WHAT YOU ARE ASKED TO DO: Check each line below for the word "truth", and copy those that have it.
^^^^^^^^
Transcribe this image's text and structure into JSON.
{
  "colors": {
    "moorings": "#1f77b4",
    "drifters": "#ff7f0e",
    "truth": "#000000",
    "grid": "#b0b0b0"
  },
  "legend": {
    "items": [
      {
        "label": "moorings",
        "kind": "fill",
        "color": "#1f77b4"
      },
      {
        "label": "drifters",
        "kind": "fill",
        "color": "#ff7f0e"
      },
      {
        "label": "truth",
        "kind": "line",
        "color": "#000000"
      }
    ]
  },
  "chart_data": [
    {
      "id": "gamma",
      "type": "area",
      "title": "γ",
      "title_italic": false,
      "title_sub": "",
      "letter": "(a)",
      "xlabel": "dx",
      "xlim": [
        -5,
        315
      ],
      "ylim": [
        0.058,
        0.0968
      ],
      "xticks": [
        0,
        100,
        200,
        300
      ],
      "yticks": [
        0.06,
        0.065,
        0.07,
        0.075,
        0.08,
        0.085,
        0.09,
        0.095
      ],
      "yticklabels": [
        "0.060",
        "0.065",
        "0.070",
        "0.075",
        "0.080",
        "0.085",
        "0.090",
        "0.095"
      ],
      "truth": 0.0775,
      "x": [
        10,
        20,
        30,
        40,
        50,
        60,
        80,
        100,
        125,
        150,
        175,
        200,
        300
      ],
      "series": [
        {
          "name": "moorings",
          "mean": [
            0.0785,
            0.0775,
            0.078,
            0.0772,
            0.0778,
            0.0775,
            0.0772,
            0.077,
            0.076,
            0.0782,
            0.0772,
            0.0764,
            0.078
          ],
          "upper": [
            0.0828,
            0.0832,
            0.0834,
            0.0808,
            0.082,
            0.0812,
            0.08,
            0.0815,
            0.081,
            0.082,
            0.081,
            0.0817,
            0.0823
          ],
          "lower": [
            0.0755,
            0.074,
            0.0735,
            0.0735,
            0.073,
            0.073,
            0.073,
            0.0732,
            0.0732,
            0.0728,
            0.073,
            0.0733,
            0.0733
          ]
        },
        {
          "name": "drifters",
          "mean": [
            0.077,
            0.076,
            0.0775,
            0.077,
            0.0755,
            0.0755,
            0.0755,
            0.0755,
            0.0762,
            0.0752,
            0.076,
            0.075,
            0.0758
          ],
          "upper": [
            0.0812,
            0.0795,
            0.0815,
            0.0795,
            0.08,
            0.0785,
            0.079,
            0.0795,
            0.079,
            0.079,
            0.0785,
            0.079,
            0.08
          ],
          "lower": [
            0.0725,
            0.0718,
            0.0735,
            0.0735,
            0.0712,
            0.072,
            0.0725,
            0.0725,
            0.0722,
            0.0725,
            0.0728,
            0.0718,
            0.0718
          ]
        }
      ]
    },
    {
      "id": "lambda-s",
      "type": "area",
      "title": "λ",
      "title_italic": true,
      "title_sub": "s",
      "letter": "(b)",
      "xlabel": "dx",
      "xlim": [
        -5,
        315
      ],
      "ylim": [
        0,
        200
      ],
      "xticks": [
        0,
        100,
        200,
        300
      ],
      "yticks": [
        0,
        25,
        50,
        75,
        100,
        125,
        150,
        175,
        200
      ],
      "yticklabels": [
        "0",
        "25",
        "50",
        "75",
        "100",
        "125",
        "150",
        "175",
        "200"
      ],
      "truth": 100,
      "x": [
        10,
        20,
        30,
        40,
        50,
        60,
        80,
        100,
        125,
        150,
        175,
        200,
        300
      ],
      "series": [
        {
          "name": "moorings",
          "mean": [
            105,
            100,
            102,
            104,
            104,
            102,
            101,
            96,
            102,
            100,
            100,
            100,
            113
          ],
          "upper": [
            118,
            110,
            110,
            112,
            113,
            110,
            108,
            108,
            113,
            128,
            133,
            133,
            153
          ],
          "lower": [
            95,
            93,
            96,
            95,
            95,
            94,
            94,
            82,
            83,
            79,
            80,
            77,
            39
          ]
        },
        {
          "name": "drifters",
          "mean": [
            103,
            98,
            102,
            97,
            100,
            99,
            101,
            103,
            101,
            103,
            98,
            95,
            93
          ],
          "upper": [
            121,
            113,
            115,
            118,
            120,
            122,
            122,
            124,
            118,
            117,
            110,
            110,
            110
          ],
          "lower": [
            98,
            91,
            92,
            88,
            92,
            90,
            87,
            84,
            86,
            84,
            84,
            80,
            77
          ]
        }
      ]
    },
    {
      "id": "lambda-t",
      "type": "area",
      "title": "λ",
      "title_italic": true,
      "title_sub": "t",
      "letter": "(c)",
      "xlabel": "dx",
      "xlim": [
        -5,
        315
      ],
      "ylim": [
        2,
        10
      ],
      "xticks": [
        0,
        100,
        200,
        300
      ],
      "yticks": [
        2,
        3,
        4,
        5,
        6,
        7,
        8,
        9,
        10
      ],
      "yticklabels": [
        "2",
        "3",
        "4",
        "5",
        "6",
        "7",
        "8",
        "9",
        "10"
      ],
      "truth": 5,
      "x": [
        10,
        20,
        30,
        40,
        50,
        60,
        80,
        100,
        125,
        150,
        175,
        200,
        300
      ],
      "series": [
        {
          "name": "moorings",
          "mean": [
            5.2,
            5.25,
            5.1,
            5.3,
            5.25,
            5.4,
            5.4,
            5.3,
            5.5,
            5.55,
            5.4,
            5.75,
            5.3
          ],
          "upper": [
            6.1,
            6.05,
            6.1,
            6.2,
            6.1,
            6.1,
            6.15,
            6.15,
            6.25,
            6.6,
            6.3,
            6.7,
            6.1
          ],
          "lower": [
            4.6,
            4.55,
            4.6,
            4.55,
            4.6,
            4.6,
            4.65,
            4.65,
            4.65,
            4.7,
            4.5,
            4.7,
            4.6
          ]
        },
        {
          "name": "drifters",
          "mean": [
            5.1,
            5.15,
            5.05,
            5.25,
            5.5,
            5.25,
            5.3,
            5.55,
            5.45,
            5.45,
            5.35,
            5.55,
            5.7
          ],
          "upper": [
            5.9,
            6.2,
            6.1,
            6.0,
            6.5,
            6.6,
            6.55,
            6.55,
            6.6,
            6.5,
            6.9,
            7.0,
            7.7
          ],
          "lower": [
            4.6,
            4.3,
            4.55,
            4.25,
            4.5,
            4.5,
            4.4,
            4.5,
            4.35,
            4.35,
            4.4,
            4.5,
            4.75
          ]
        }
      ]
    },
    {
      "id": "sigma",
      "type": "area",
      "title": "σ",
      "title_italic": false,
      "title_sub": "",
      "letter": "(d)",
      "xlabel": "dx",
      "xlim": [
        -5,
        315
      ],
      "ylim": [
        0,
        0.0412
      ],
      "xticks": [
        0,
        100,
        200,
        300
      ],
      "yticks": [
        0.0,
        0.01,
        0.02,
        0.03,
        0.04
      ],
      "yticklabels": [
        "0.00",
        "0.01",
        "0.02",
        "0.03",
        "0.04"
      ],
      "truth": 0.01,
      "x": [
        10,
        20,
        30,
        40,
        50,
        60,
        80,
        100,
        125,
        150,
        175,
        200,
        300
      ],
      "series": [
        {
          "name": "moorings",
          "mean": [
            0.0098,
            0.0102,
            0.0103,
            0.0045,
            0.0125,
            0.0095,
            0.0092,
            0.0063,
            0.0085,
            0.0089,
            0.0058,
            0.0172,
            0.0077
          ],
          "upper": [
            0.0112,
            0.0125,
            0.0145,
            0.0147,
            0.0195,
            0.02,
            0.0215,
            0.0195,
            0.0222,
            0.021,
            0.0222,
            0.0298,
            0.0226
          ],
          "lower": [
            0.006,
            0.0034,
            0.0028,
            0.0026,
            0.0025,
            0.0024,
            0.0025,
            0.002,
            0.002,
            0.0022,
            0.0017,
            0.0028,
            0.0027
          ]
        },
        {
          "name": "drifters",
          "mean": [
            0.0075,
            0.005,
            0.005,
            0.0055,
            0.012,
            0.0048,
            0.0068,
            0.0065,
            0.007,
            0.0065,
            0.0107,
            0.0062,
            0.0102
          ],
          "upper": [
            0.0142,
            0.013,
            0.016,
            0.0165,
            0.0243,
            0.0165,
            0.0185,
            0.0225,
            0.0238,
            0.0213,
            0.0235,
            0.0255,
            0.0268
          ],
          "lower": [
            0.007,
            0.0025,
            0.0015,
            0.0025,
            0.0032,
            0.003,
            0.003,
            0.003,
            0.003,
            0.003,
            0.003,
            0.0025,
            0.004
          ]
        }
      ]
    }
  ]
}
^^^^^^^^
EXERCISE OUTPUT:
    "truth": "#000000",
        "label": "truth",
      "truth": 0.0775,
      "truth": 100,
      "truth": 5,
      "truth": 0.01,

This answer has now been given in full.